Reproduce each line that includes the word "районе".

Records from a dataset:
---

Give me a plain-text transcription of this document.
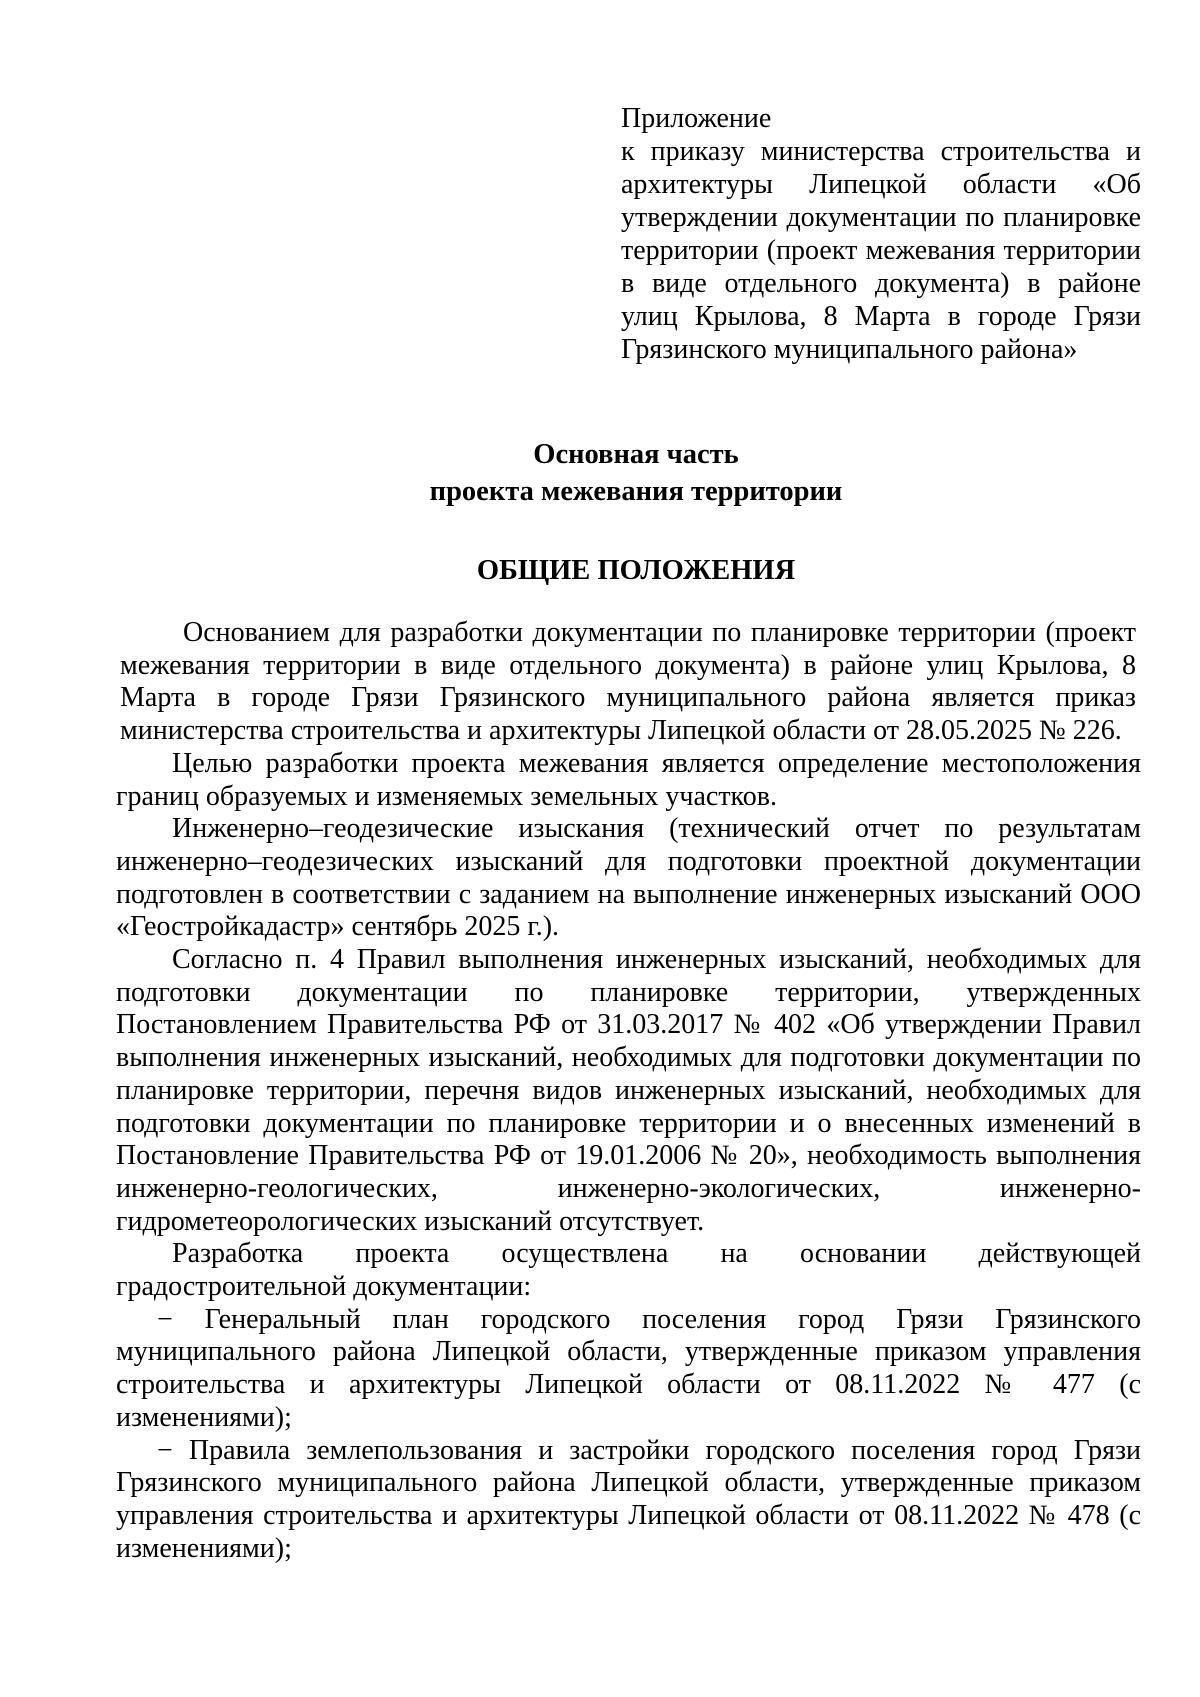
Приложение
к приказу министерства строительства и архитектуры Липецкой области «Об утверждении документации по планировке территории (проект межевания территории в виде отдельного документа) в районе улиц Крылова, 8 Марта в городе Грязи Грязинского муниципального района»
Основная часть
проекта межевания территории
ОБЩИЕ ПОЛОЖЕНИЯ

Основанием для разработки документации по планировке территории (проект межевания территории в виде отдельного документа) в районе улиц Крылова, 8 Марта в городе Грязи Грязинского муниципального района является приказ министерства строительства и архитектуры Липецкой области от 28.05.2025 № 226.

Целью разработки проекта межевания является определение местоположения границ образуемых и изменяемых земельных участков.

Инженерно–геодезические изыскания (технический отчет по результатам инженерно–геодезических изысканий для подготовки проектной документации подготовлен в соответствии с заданием на выполнение инженерных изысканий ООО «Геостройкадастр» сентябрь 2025 г.).

Согласно п. 4 Правил выполнения инженерных изысканий, необходимых для подготовки документации по планировке территории, утвержденных Постановлением Правительства РФ от 31.03.2017 № 402 «Об утверждении Правил выполнения инженерных изысканий, необходимых для подготовки документации по планировке территории, перечня видов инженерных изысканий, необходимых для подготовки документации по планировке территории и о внесенных изменений в Постановление Правительства РФ от 19.01.2006 № 20», необходимость выполнения инженерно-геологических, инженерно-экологических, инженерно-гидрометеорологических изысканий отсутствует.

Разработка проекта осуществлена на основании действующей градостроительной документации:

− Генеральный план городского поселения город Грязи Грязинского муниципального района Липецкой области, утвержденные приказом управления строительства и архитектуры Липецкой области от 08.11.2022 № 477 (с изменениями);

− Правила землепользования и застройки городского поселения город Грязи Грязинского муниципального района Липецкой области, утвержденные приказом управления строительства и архитектуры Липецкой области от 08.11.2022 № 478 (с изменениями);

---

**Solution below:**
к приказу министерства строительства и архитектуры Липецкой области «Об утверждении документации по планировке территории (проект межевания территории в виде отдельного документа) в районе улиц Крылова, 8 Марта в городе Грязи Грязинского муниципального района»
Основанием для разработки документации по планировке территории (проект межевания территории в виде отдельного документа) в районе улиц Крылова, 8 Марта в городе Грязи Грязинского муниципального района является приказ министерства строительства и архитектуры Липецкой области от 28.05.2025 № 226.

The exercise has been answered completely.